:: Task to carry out ::
Repeat the data that follows, word for word, without the images.
━━━ Record list
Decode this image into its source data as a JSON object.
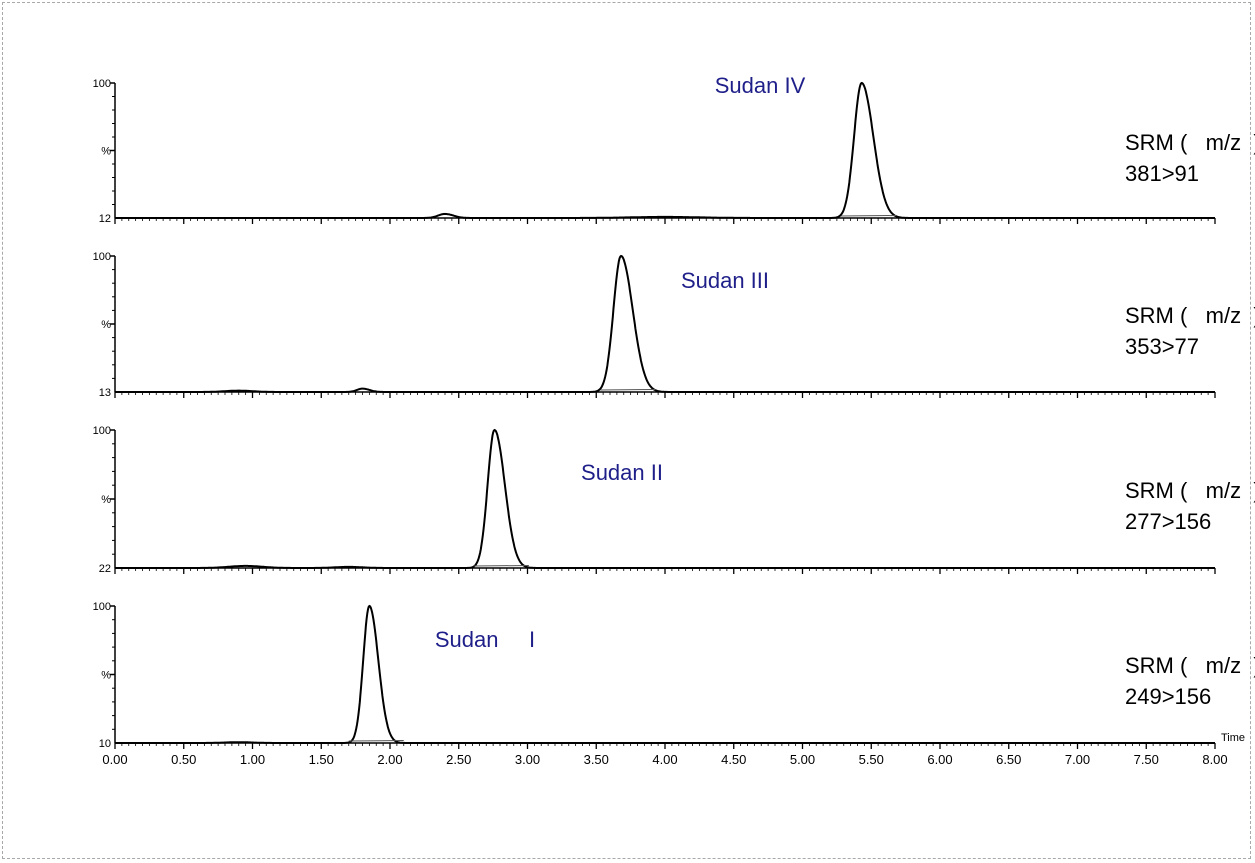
{
  "chart_data": {
    "type": "line",
    "xlabel": "Time",
    "xlim": [
      0,
      8
    ],
    "x_ticks": [
      "0.00",
      "0.50",
      "1.00",
      "1.50",
      "2.00",
      "2.50",
      "3.00",
      "3.50",
      "4.00",
      "4.50",
      "5.00",
      "5.50",
      "6.00",
      "6.50",
      "7.00",
      "7.50",
      "8.00"
    ],
    "grid": false,
    "panels": [
      {
        "peak_label": "Sudan IV",
        "srm_title": "SRM (   m/z  )",
        "transition": "381>91",
        "y_axis": {
          "top": "100",
          "mid": "%",
          "bottom": "12"
        },
        "peaks": [
          {
            "rt": 5.43,
            "height": 100,
            "sigma_left": 0.055,
            "sigma_right": 0.085
          },
          {
            "rt": 2.4,
            "height": 3,
            "sigma_left": 0.05,
            "sigma_right": 0.06
          },
          {
            "rt": 4.0,
            "height": 0.8,
            "sigma_left": 0.25,
            "sigma_right": 0.25
          }
        ]
      },
      {
        "peak_label": "Sudan III",
        "srm_title": "SRM (   m/z  )",
        "transition": "353>77",
        "y_axis": {
          "top": "100",
          "mid": "%",
          "bottom": "13"
        },
        "peaks": [
          {
            "rt": 3.68,
            "height": 100,
            "sigma_left": 0.055,
            "sigma_right": 0.085
          },
          {
            "rt": 1.8,
            "height": 2.5,
            "sigma_left": 0.04,
            "sigma_right": 0.05
          },
          {
            "rt": 0.9,
            "height": 1,
            "sigma_left": 0.1,
            "sigma_right": 0.1
          }
        ]
      },
      {
        "peak_label": "Sudan II",
        "srm_title": "SRM (   m/z  )",
        "transition": "277>156",
        "y_axis": {
          "top": "100",
          "mid": "%",
          "bottom": "22"
        },
        "peaks": [
          {
            "rt": 2.76,
            "height": 100,
            "sigma_left": 0.05,
            "sigma_right": 0.075
          },
          {
            "rt": 0.95,
            "height": 1.5,
            "sigma_left": 0.12,
            "sigma_right": 0.12
          },
          {
            "rt": 1.7,
            "height": 0.8,
            "sigma_left": 0.1,
            "sigma_right": 0.1
          }
        ]
      },
      {
        "peak_label": "Sudan     I",
        "srm_title": "SRM (   m/z  )",
        "transition": "249>156",
        "y_axis": {
          "top": "100",
          "mid": "%",
          "bottom": "10"
        },
        "peaks": [
          {
            "rt": 1.85,
            "height": 100,
            "sigma_left": 0.045,
            "sigma_right": 0.065
          },
          {
            "rt": 0.9,
            "height": 0.6,
            "sigma_left": 0.1,
            "sigma_right": 0.1
          }
        ]
      }
    ]
  }
}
━━━━━━
:: Reply to the exercise ::
Decode this image into its source data as a JSON object.
{
  "chart_data": {
    "type": "line",
    "xlabel": "Time",
    "xlim": [
      0,
      8
    ],
    "x_ticks": [
      "0.00",
      "0.50",
      "1.00",
      "1.50",
      "2.00",
      "2.50",
      "3.00",
      "3.50",
      "4.00",
      "4.50",
      "5.00",
      "5.50",
      "6.00",
      "6.50",
      "7.00",
      "7.50",
      "8.00"
    ],
    "grid": false,
    "panels": [
      {
        "peak_label": "Sudan IV",
        "srm_title": "SRM (   m/z  )",
        "transition": "381>91",
        "y_axis": {
          "top": "100",
          "mid": "%",
          "bottom": "12"
        },
        "peaks": [
          {
            "rt": 5.43,
            "height": 100,
            "sigma_left": 0.055,
            "sigma_right": 0.085
          },
          {
            "rt": 2.4,
            "height": 3,
            "sigma_left": 0.05,
            "sigma_right": 0.06
          },
          {
            "rt": 4.0,
            "height": 0.8,
            "sigma_left": 0.25,
            "sigma_right": 0.25
          }
        ]
      },
      {
        "peak_label": "Sudan III",
        "srm_title": "SRM (   m/z  )",
        "transition": "353>77",
        "y_axis": {
          "top": "100",
          "mid": "%",
          "bottom": "13"
        },
        "peaks": [
          {
            "rt": 3.68,
            "height": 100,
            "sigma_left": 0.055,
            "sigma_right": 0.085
          },
          {
            "rt": 1.8,
            "height": 2.5,
            "sigma_left": 0.04,
            "sigma_right": 0.05
          },
          {
            "rt": 0.9,
            "height": 1,
            "sigma_left": 0.1,
            "sigma_right": 0.1
          }
        ]
      },
      {
        "peak_label": "Sudan II",
        "srm_title": "SRM (   m/z  )",
        "transition": "277>156",
        "y_axis": {
          "top": "100",
          "mid": "%",
          "bottom": "22"
        },
        "peaks": [
          {
            "rt": 2.76,
            "height": 100,
            "sigma_left": 0.05,
            "sigma_right": 0.075
          },
          {
            "rt": 0.95,
            "height": 1.5,
            "sigma_left": 0.12,
            "sigma_right": 0.12
          },
          {
            "rt": 1.7,
            "height": 0.8,
            "sigma_left": 0.1,
            "sigma_right": 0.1
          }
        ]
      },
      {
        "peak_label": "Sudan     I",
        "srm_title": "SRM (   m/z  )",
        "transition": "249>156",
        "y_axis": {
          "top": "100",
          "mid": "%",
          "bottom": "10"
        },
        "peaks": [
          {
            "rt": 1.85,
            "height": 100,
            "sigma_left": 0.045,
            "sigma_right": 0.065
          },
          {
            "rt": 0.9,
            "height": 0.6,
            "sigma_left": 0.1,
            "sigma_right": 0.1
          }
        ]
      }
    ]
  }
}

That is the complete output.